= DIRECTIVE =
Each line that holds the word "name" should be returned.

= RECORDS TO PROCESS =
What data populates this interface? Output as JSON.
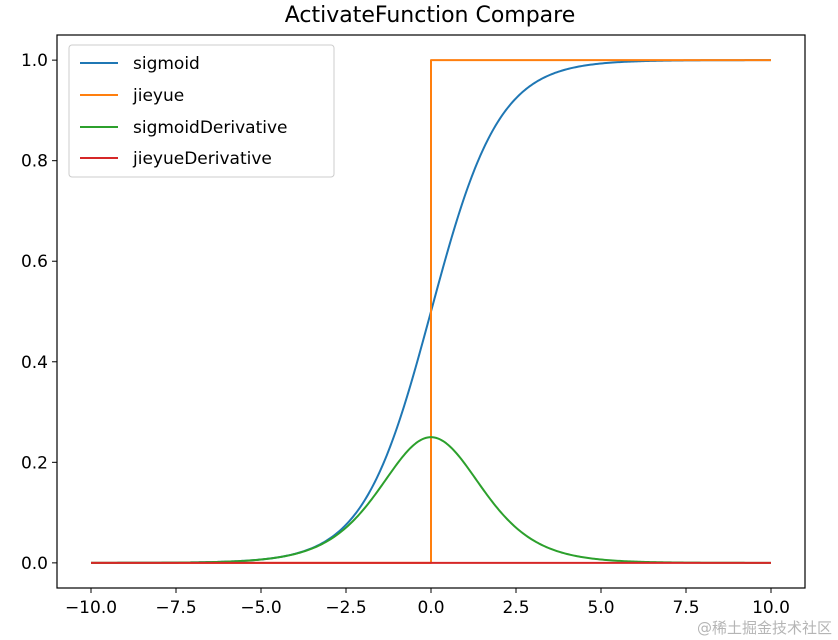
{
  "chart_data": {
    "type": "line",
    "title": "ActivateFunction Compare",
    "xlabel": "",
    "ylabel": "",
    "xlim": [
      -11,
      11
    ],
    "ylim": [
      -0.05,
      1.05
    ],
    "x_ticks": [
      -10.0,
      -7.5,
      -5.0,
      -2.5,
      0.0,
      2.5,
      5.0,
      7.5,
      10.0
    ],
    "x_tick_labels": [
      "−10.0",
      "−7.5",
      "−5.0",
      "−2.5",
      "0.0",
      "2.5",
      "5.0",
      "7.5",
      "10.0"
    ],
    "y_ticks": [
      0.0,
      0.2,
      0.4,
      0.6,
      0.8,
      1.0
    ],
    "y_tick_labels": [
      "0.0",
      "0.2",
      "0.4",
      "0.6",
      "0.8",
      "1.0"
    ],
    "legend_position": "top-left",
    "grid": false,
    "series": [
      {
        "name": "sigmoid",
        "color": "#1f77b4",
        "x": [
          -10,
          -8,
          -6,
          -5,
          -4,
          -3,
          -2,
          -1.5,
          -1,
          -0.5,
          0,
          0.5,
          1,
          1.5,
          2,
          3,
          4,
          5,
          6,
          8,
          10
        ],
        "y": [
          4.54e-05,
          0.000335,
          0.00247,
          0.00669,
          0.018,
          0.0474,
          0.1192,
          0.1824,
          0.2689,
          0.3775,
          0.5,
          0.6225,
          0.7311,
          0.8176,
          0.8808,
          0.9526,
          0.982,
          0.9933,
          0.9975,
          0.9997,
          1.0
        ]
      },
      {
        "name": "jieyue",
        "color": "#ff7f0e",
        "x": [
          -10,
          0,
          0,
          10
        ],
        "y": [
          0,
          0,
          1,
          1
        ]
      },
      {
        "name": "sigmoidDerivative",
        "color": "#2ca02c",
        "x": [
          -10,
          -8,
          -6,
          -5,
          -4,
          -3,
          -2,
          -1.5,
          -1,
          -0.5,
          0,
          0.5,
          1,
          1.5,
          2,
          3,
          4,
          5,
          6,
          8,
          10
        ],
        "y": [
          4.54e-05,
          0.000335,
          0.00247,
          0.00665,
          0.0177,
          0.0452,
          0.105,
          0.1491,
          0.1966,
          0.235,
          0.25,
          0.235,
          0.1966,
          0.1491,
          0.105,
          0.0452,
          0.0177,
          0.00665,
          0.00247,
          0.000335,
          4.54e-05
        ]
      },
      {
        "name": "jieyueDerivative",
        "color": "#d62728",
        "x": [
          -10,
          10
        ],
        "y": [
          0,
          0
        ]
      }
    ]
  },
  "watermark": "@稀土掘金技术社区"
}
* * *
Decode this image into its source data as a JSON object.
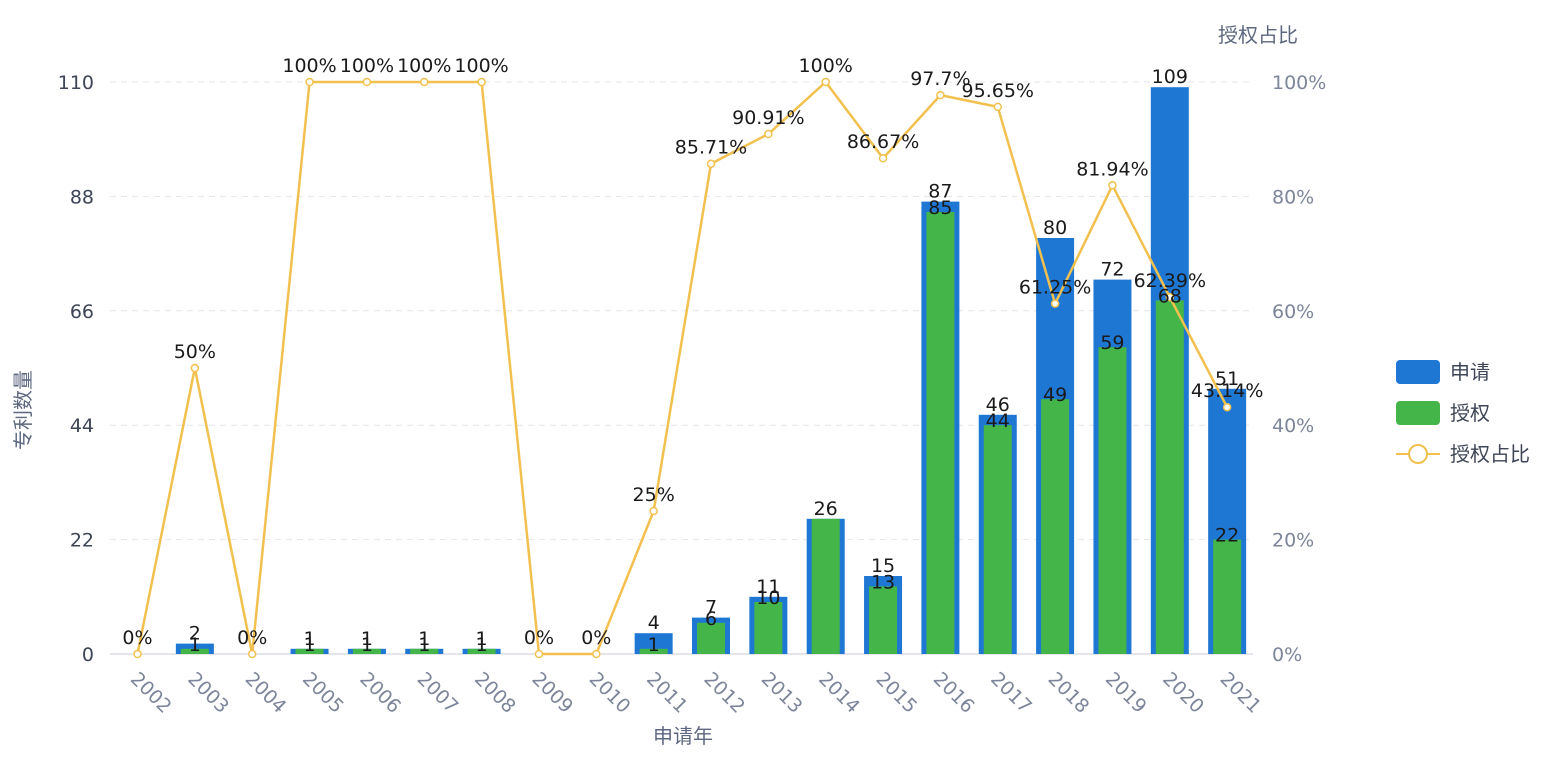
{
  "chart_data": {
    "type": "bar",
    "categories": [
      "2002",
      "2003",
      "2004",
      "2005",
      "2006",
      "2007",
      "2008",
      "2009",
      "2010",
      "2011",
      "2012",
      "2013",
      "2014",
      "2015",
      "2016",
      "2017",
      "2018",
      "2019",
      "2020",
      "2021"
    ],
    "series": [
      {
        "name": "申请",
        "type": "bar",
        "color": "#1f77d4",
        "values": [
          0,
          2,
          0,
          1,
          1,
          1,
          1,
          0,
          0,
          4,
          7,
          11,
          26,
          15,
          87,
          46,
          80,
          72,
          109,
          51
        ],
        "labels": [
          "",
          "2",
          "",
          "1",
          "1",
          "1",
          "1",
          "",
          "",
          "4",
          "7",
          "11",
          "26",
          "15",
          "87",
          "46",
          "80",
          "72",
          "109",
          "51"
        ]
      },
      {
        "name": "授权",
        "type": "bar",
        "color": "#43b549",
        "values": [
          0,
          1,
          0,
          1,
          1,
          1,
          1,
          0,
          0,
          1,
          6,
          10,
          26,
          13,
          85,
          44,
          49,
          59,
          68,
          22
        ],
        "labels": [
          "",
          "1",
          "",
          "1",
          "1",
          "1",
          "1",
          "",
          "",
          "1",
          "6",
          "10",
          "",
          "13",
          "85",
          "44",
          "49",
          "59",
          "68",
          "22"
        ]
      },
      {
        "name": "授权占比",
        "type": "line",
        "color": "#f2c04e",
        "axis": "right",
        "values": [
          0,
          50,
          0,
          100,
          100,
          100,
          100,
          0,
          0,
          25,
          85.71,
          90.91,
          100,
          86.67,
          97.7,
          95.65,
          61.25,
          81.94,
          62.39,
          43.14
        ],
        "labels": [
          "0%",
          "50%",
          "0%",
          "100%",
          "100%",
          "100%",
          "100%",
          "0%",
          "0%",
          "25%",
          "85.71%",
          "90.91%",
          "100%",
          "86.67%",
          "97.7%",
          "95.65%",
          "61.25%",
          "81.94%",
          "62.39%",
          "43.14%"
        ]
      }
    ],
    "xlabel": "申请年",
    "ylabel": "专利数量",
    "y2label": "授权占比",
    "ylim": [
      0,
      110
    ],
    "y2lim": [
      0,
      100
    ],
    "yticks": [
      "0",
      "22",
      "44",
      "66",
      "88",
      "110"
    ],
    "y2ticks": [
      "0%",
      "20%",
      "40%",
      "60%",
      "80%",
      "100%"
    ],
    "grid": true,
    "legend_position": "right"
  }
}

= ANSWER TO THIS EXERCISE =
        "name": "sigmoid",
        "name": "jieyue",
        "name": "sigmoidDerivative",
        "name": "jieyueDerivative",
        "name": "申请",
        "name": "授权",
        "name": "授权占比",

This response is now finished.